■ WHAT TO PRODUCE
Each record is to be transcribed exactly.

■ DATA FOR PROCESSING
====================
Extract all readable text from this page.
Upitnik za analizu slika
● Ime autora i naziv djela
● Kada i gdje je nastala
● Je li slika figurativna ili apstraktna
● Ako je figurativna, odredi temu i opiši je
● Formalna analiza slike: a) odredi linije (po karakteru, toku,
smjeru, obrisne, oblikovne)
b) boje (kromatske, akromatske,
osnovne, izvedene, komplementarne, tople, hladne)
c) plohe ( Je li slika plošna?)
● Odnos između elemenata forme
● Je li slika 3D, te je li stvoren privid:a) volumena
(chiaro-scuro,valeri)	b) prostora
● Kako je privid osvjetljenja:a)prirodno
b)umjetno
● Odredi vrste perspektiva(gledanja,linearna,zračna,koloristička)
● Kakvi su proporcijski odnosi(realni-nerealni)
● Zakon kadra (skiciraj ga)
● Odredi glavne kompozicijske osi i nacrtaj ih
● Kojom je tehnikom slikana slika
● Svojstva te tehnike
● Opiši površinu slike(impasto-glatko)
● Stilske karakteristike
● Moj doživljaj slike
====================
■ RESULT OF THIS TASK
Extract all readable text from this page.
Upitnik za analizu slika
● Ime autora i naziv djela
● Kada i gdje je nastala
● Je li slika figurativna ili apstraktna
● Ako je figurativna, odredi temu i opiši je
● Formalna analiza slike: a) odredi linije (po karakteru, toku,
smjeru, obrisne, oblikovne)
b) boje (kromatske, akromatske,
osnovne, izvedene, komplementarne, tople, hladne)
c) plohe ( Je li slika plošna?)
● Odnos između elemenata forme
● Je li slika 3D, te je li stvoren privid:a) volumena
(chiaro-scuro,valeri)	b) prostora
● Kako je privid osvjetljenja:a)prirodno
b)umjetno
● Odredi vrste perspektiva(gledanja,linearna,zračna,koloristička)
● Kakvi su proporcijski odnosi(realni-nerealni)
● Zakon kadra (skiciraj ga)
● Odredi glavne kompozicijske osi i nacrtaj ih
● Kojom je tehnikom slikana slika
● Svojstva te tehnike
● Opiši površinu slike(impasto-glatko)
● Stilske karakteristike
● Moj doživljaj slike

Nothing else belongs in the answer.